=== Given records ===

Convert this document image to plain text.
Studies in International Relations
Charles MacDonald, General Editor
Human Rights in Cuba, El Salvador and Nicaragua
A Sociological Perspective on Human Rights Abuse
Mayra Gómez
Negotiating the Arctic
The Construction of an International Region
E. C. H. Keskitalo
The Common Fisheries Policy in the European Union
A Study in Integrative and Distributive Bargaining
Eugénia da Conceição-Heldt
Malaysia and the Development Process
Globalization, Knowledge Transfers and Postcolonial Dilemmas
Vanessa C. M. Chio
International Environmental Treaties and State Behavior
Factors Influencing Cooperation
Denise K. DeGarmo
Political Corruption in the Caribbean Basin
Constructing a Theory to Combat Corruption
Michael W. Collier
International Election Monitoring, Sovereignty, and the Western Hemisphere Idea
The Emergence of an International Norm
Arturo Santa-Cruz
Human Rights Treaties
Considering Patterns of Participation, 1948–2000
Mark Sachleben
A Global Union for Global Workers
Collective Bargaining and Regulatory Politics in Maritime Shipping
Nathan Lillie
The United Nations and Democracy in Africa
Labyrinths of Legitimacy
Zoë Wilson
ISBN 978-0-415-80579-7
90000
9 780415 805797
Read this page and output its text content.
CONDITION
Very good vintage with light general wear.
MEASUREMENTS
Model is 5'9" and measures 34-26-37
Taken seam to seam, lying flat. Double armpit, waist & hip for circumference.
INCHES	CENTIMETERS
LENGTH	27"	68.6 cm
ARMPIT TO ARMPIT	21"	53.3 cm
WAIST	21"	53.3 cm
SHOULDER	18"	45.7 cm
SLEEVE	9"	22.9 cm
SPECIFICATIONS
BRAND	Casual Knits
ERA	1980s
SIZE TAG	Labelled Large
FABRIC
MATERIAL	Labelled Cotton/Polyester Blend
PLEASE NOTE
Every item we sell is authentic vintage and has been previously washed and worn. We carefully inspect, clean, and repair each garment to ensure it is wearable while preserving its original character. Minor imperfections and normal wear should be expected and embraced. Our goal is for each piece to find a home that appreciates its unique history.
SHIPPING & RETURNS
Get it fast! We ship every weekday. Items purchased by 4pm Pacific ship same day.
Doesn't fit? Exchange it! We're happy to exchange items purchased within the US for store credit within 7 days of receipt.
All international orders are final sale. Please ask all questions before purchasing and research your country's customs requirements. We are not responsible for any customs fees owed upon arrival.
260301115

===

Retype the material above, line by line, exactly.

Convert this document image to plain text.
Studies in International Relations
Charles MacDonald, General Editor
Human Rights in Cuba, El Salvador and Nicaragua
A Sociological Perspective on Human Rights Abuse
Mayra Gómez
Negotiating the Arctic
The Construction of an International Region
E. C. H. Keskitalo
The Common Fisheries Policy in the European Union
A Study in Integrative and Distributive Bargaining
Eugénia da Conceição-Heldt
Malaysia and the Development Process
Globalization, Knowledge Transfers and Postcolonial Dilemmas
Vanessa C. M. Chio
International Environmental Treaties and State Behavior
Factors Influencing Cooperation
Denise K. DeGarmo
Political Corruption in the Caribbean Basin
Constructing a Theory to Combat Corruption
Michael W. Collier
International Election Monitoring, Sovereignty, and the Western Hemisphere Idea
The Emergence of an International Norm
Arturo Santa-Cruz
Human Rights Treaties
Considering Patterns of Participation, 1948–2000
Mark Sachleben
A Global Union for Global Workers
Collective Bargaining and Regulatory Politics in Maritime Shipping
Nathan Lillie
The United Nations and Democracy in Africa
Labyrinths of Legitimacy
Zoë Wilson
ISBN 978-0-415-80579-7
90000
9 780415 805797
Read this page and output its text content.
CONDITION
Very good vintage with light general wear.
MEASUREMENTS
Model is 5'9" and measures 34-26-37
Taken seam to seam, lying flat. Double armpit, waist & hip for circumference.
INCHES	CENTIMETERS
LENGTH	27"	68.6 cm
ARMPIT TO ARMPIT	21"	53.3 cm
WAIST	21"	53.3 cm
SHOULDER	18"	45.7 cm
SLEEVE	9"	22.9 cm
SPECIFICATIONS
BRAND	Casual Knits
ERA	1980s
SIZE TAG	Labelled Large
FABRIC
MATERIAL	Labelled Cotton/Polyester Blend
PLEASE NOTE
Every item we sell is authentic vintage and has been previously washed and worn. We carefully inspect, clean, and repair each garment to ensure it is wearable while preserving its original character. Minor imperfections and normal wear should be expected and embraced. Our goal is for each piece to find a home that appreciates its unique history.
SHIPPING & RETURNS
Get it fast! We ship every weekday. Items purchased by 4pm Pacific ship same day.
Doesn't fit? Exchange it! We're happy to exchange items purchased within the US for store credit within 7 days of receipt.
All international orders are final sale. Please ask all questions before purchasing and research your country's customs requirements. We are not responsible for any customs fees owed upon arrival.
260301115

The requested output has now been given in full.